>> start Data supplied
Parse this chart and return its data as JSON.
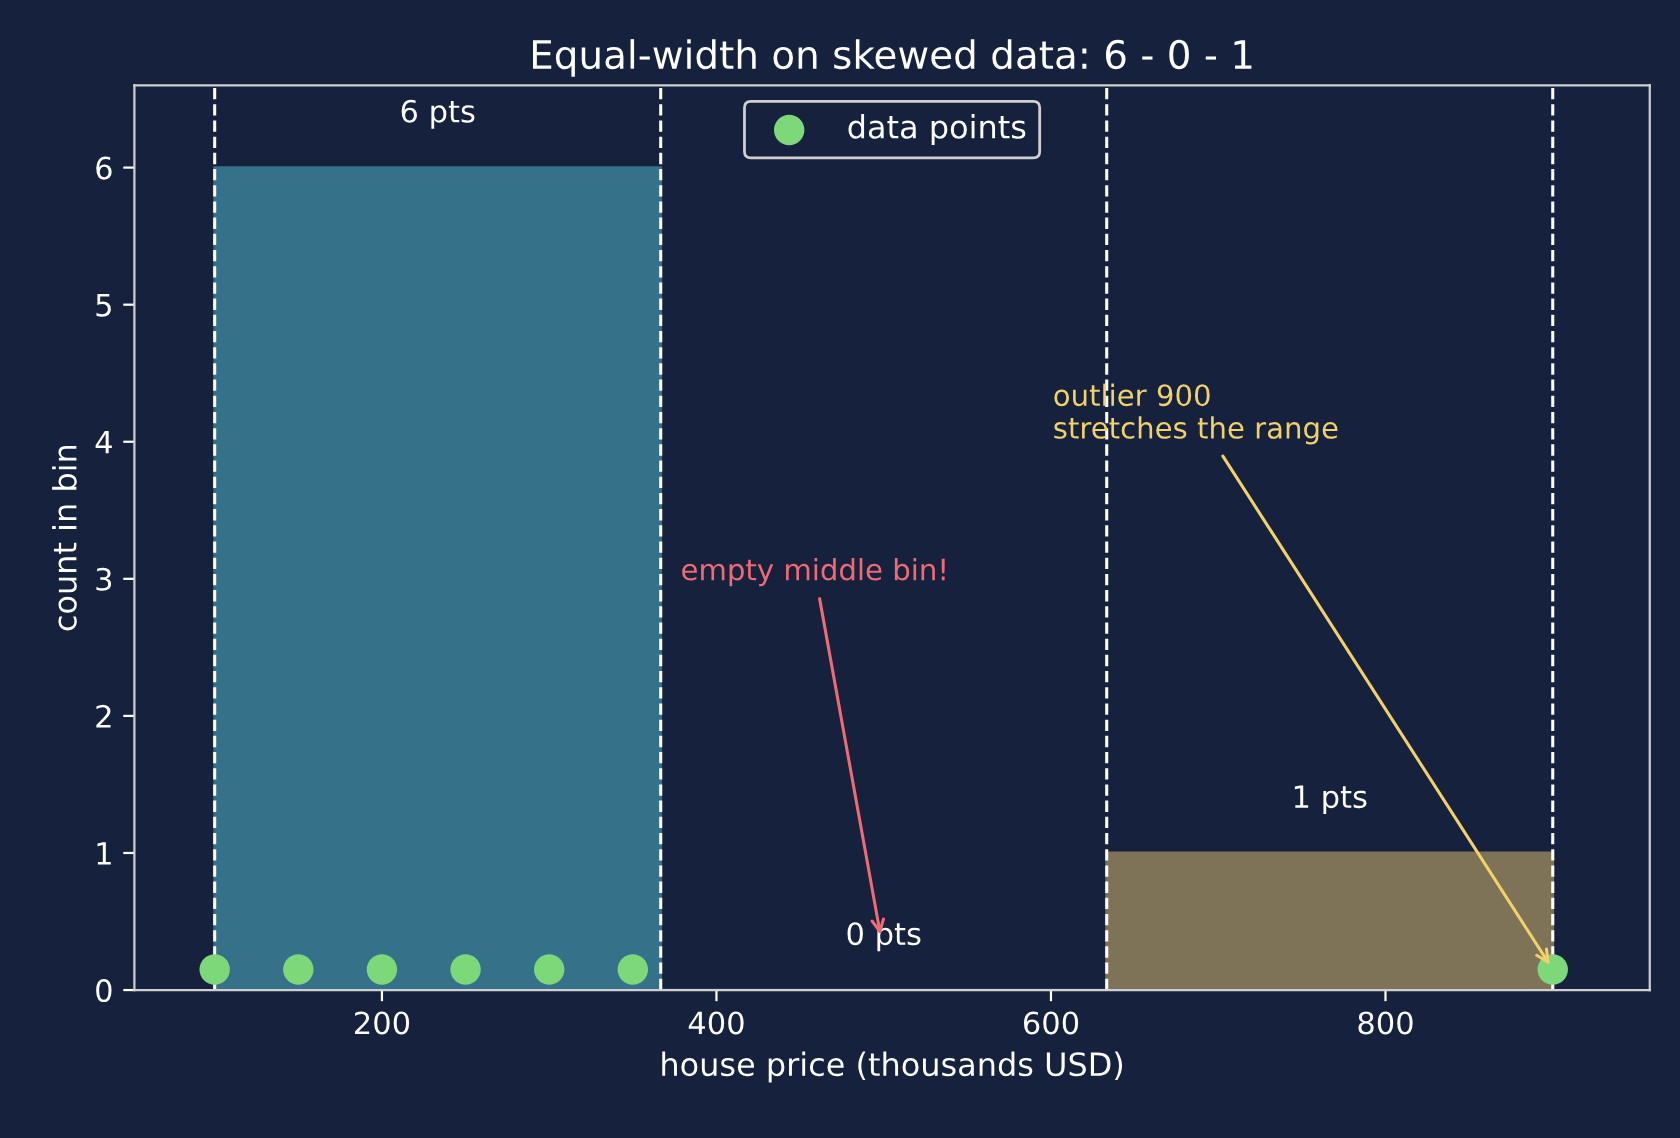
{
  "chart_data": {
    "type": "histogram",
    "title": "Equal-width on skewed data: 6 - 0 - 1",
    "xlabel": "house price (thousands USD)",
    "ylabel": "count in bin",
    "bins": [
      100,
      366.67,
      633.33,
      900
    ],
    "values": [
      6,
      0,
      1
    ],
    "colors": [
      "#3a7a93",
      "#3a7a93",
      "#8a7c5a"
    ],
    "value_labels": [
      "6 pts",
      "0 pts",
      "1 pts"
    ],
    "series": [
      {
        "type": "scatter",
        "name": "data points",
        "color": "#7dd87a",
        "x": [
          100,
          150,
          200,
          250,
          300,
          350,
          900
        ],
        "values": [
          0.15,
          0.15,
          0.15,
          0.15,
          0.15,
          0.15,
          0.15
        ]
      }
    ],
    "ref_lines": [
      {
        "axis": "x",
        "value": 100,
        "color": "#ffffff",
        "line_style": "dashed"
      },
      {
        "axis": "x",
        "value": 366.67,
        "color": "#ffffff",
        "line_style": "dashed"
      },
      {
        "axis": "x",
        "value": 633.33,
        "color": "#ffffff",
        "line_style": "dashed"
      },
      {
        "axis": "x",
        "value": 900,
        "color": "#ffffff",
        "line_style": "dashed"
      }
    ],
    "annotations": [
      "empty middle bin!",
      {
        "text": "outlier 900\nstretches the range",
        "x": 900,
        "y": 0.15
      }
    ],
    "xlim": [
      52,
      958
    ],
    "ylim": [
      0,
      6.6
    ],
    "xticks": [
      200,
      400,
      600,
      800
    ],
    "yticks": [
      0,
      1,
      2,
      3,
      4,
      5,
      6
    ],
    "grid": false,
    "legend": "top",
    "marker": "circle"
  }
}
>> end Data supplied
— What you need to do —
Print all of the records shown above exactly, leaving out each picture.

— Solution to this task —
Parse this chart and return its data as JSON.
{
  "chart_data": {
    "type": "histogram",
    "title": "Equal-width on skewed data: 6 - 0 - 1",
    "xlabel": "house price (thousands USD)",
    "ylabel": "count in bin",
    "bins": [
      100,
      366.67,
      633.33,
      900
    ],
    "values": [
      6,
      0,
      1
    ],
    "colors": [
      "#3a7a93",
      "#3a7a93",
      "#8a7c5a"
    ],
    "value_labels": [
      "6 pts",
      "0 pts",
      "1 pts"
    ],
    "series": [
      {
        "type": "scatter",
        "name": "data points",
        "color": "#7dd87a",
        "x": [
          100,
          150,
          200,
          250,
          300,
          350,
          900
        ],
        "values": [
          0.15,
          0.15,
          0.15,
          0.15,
          0.15,
          0.15,
          0.15
        ]
      }
    ],
    "ref_lines": [
      {
        "axis": "x",
        "value": 100,
        "color": "#ffffff",
        "line_style": "dashed"
      },
      {
        "axis": "x",
        "value": 366.67,
        "color": "#ffffff",
        "line_style": "dashed"
      },
      {
        "axis": "x",
        "value": 633.33,
        "color": "#ffffff",
        "line_style": "dashed"
      },
      {
        "axis": "x",
        "value": 900,
        "color": "#ffffff",
        "line_style": "dashed"
      }
    ],
    "annotations": [
      "empty middle bin!",
      {
        "text": "outlier 900\nstretches the range",
        "x": 900,
        "y": 0.15
      }
    ],
    "xlim": [
      52,
      958
    ],
    "ylim": [
      0,
      6.6
    ],
    "xticks": [
      200,
      400,
      600,
      800
    ],
    "yticks": [
      0,
      1,
      2,
      3,
      4,
      5,
      6
    ],
    "grid": false,
    "legend": "top",
    "marker": "circle"
  }
}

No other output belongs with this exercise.